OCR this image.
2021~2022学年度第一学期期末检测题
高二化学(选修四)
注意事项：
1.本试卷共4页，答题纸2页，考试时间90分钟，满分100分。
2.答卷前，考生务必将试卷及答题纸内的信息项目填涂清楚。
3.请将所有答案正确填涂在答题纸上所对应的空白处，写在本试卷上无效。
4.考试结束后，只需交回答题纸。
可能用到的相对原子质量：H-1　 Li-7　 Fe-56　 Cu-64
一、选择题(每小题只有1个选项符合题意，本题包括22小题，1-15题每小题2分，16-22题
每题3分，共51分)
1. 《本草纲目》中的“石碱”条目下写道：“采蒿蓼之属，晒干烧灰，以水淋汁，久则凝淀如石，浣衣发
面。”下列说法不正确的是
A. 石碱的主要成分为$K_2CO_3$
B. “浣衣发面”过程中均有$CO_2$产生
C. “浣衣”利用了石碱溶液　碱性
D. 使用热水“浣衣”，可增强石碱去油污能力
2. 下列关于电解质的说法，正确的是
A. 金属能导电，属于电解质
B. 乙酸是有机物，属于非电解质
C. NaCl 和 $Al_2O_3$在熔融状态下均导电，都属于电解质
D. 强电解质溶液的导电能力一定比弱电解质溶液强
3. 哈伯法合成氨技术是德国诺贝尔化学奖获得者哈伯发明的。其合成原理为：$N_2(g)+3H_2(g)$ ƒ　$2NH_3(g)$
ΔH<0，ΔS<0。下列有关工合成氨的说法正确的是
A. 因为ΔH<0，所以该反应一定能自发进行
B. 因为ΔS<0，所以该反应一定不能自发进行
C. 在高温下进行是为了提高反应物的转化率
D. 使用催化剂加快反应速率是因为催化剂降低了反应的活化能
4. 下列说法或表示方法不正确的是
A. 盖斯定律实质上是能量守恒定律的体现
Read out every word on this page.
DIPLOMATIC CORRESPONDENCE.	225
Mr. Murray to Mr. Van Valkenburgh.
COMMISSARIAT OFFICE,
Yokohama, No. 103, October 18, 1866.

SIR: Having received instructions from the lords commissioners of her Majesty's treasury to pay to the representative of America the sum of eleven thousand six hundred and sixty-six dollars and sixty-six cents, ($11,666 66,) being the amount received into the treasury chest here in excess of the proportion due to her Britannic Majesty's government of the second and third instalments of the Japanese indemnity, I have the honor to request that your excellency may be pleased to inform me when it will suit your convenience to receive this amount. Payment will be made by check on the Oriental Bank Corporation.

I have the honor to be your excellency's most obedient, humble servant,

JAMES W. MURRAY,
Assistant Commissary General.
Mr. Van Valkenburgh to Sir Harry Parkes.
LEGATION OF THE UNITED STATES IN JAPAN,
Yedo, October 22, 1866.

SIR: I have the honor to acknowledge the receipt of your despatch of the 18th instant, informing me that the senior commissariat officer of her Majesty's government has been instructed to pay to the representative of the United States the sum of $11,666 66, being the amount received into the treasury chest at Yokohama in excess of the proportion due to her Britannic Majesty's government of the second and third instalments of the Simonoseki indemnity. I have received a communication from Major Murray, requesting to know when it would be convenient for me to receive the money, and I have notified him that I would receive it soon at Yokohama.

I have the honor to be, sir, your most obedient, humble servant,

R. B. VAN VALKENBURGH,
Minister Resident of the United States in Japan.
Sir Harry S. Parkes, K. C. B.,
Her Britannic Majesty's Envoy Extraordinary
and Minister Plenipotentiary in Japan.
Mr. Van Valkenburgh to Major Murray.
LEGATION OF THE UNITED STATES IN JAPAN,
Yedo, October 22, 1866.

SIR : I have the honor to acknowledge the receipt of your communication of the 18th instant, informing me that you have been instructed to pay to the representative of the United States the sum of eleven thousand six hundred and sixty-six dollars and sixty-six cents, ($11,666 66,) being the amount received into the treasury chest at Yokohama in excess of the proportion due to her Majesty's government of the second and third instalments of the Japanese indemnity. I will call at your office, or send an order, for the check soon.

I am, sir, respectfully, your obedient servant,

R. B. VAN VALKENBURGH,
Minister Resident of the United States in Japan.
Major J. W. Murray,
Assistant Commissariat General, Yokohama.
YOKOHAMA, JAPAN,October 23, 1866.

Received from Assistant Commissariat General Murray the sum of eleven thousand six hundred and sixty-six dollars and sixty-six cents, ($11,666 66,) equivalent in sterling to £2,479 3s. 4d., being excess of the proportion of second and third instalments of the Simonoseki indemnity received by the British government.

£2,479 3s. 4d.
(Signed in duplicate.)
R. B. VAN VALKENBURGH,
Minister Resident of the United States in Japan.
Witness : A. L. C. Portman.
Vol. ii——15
++++++++
Written exercise
Every line of the listing that holds "Assistant" should be found and copied.

Output
Assistant Commissary General.
Assistant Commissariat General, Yokohama.
Received from Assistant Commissariat General Murray the sum of eleven thousand six hundred and sixty-six dollars and sixty-six cents, ($11,666 66,) equivalent in sterling to £2,479 3s. 4d., being excess of the proportion of second and third instalments of the Simonoseki indemnity received by the British government.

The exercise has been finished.